— Recorded data —
%%
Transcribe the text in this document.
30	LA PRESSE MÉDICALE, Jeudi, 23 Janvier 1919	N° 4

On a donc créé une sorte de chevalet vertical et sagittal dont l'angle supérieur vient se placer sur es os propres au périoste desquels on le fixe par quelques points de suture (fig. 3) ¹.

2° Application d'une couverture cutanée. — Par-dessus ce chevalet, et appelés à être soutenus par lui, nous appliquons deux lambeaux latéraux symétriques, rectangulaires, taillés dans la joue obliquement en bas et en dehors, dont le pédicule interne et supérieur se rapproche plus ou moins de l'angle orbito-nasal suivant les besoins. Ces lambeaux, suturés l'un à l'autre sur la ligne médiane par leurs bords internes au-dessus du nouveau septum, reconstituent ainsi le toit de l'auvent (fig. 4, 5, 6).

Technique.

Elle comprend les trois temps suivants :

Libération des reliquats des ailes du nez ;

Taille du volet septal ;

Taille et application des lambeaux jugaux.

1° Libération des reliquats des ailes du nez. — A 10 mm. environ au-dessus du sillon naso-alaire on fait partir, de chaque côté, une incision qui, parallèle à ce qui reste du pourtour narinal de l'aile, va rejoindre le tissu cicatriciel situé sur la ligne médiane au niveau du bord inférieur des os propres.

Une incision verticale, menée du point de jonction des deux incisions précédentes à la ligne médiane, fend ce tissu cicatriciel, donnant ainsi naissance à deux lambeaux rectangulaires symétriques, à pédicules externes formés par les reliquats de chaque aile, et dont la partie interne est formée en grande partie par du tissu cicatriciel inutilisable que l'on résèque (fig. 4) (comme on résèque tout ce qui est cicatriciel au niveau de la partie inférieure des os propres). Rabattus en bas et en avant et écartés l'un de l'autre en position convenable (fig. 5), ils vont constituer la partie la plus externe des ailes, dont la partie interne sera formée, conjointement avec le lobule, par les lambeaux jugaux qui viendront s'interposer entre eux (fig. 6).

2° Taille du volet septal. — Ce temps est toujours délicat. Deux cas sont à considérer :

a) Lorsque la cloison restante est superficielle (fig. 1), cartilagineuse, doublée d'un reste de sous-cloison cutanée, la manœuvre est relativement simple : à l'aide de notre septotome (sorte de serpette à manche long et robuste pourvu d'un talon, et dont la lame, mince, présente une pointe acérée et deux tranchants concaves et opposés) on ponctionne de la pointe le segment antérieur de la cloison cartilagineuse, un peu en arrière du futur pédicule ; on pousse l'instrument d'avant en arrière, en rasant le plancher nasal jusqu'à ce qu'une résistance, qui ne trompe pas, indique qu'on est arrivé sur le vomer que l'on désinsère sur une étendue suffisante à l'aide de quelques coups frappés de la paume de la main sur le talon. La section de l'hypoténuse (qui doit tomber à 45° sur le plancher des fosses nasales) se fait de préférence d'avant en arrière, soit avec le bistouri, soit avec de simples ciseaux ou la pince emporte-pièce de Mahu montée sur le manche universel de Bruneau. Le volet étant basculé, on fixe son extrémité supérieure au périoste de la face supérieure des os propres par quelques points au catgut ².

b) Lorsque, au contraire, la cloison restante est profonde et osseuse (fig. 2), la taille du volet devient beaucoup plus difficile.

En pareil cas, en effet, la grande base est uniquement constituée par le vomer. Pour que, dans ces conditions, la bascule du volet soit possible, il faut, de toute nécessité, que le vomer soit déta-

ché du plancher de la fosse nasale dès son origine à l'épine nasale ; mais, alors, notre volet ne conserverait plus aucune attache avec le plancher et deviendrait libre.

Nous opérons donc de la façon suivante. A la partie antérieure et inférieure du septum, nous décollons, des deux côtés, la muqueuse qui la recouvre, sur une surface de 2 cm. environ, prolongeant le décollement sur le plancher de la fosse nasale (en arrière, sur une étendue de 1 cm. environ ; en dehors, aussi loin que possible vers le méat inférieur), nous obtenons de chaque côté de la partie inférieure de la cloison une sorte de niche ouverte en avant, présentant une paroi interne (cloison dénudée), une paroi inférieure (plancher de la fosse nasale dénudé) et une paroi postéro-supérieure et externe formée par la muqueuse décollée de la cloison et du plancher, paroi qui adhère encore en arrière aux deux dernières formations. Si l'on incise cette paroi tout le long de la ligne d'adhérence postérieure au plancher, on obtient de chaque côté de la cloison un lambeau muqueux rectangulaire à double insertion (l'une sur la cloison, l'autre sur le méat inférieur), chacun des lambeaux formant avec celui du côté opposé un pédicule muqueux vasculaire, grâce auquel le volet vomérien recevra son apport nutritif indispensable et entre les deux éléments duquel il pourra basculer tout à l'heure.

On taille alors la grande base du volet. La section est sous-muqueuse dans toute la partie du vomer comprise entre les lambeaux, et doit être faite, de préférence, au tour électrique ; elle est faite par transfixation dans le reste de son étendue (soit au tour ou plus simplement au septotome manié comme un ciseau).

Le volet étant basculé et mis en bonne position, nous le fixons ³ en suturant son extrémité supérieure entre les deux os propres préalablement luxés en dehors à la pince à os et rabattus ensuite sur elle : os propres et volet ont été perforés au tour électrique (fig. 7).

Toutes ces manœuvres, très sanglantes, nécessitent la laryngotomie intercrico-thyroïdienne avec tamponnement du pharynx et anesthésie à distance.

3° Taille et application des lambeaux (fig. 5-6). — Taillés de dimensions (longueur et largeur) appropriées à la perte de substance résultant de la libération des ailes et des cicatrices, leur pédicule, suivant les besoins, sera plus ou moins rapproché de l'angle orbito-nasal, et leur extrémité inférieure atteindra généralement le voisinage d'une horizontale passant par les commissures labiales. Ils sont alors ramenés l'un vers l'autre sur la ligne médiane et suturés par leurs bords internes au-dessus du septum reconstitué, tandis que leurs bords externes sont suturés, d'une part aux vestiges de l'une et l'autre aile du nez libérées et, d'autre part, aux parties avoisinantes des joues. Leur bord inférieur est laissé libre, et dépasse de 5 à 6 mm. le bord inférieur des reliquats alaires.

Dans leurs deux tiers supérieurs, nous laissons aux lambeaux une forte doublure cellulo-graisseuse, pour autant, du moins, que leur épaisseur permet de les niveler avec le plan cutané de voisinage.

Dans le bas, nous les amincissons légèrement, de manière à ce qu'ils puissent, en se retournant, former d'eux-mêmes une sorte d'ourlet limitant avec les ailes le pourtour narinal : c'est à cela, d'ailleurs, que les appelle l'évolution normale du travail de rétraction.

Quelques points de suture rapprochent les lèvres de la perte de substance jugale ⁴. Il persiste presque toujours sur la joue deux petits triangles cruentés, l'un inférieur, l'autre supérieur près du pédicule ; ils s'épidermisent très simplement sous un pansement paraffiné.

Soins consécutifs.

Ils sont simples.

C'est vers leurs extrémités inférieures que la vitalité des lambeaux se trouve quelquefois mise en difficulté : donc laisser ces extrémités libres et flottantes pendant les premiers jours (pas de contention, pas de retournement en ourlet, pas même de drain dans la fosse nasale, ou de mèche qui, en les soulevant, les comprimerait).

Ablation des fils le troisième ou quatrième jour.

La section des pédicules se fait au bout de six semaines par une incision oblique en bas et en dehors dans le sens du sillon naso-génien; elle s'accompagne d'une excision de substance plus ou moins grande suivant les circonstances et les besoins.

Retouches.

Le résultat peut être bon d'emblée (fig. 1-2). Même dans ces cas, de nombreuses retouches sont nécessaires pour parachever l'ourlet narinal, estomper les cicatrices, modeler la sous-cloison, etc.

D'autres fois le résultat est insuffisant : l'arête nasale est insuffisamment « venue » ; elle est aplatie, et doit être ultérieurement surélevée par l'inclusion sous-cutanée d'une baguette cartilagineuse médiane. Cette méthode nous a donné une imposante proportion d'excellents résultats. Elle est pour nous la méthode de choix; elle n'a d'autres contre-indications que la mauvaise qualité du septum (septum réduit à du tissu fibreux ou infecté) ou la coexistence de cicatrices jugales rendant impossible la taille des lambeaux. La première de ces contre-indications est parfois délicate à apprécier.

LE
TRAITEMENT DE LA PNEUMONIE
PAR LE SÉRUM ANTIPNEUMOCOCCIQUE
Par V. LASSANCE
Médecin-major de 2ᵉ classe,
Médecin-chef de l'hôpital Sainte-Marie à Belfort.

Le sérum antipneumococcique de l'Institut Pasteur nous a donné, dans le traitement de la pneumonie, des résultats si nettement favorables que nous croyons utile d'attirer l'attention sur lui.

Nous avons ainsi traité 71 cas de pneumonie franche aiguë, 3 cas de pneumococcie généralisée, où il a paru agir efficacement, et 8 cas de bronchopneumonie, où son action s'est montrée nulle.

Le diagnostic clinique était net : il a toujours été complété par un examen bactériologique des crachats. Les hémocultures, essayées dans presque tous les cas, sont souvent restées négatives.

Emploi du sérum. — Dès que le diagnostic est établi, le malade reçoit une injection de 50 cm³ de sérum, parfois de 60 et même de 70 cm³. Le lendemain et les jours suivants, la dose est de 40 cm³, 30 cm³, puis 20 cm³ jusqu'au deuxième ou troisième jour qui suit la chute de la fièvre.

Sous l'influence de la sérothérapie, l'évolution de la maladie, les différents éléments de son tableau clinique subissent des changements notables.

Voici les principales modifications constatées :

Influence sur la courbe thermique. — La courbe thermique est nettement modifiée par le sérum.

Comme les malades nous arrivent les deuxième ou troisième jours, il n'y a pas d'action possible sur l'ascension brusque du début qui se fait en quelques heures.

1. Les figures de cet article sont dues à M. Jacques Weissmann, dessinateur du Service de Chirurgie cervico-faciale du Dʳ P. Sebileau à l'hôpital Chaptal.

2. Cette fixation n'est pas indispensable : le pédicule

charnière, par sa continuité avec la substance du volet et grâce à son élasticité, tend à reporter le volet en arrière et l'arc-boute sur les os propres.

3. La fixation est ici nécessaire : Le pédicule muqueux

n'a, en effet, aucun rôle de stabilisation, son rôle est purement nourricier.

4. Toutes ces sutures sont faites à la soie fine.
%%
— Task —
Which lines contain "pourtour"? Copy each of them out.

— Output of the task —
1° Libération des reliquats des ailes du nez. — A 10 mm. environ au-dessus du sillon naso-alaire on fait partir, de chaque côté, une incision qui, parallèle à ce qui reste du pourtour narinal de l'aile, va rejoindre le tissu cicatriciel situé sur la ligne médiane au niveau du bord inférieur des os propres.
Dans le bas, nous les amincissons légèrement, de manière à ce qu'ils puissent, en se retournant, former d'eux-mêmes une sorte d'ourlet limitant avec les ailes le pourtour narinal : c'est à cela, d'ailleurs, que les appelle l'évolution normale du travail de rétraction.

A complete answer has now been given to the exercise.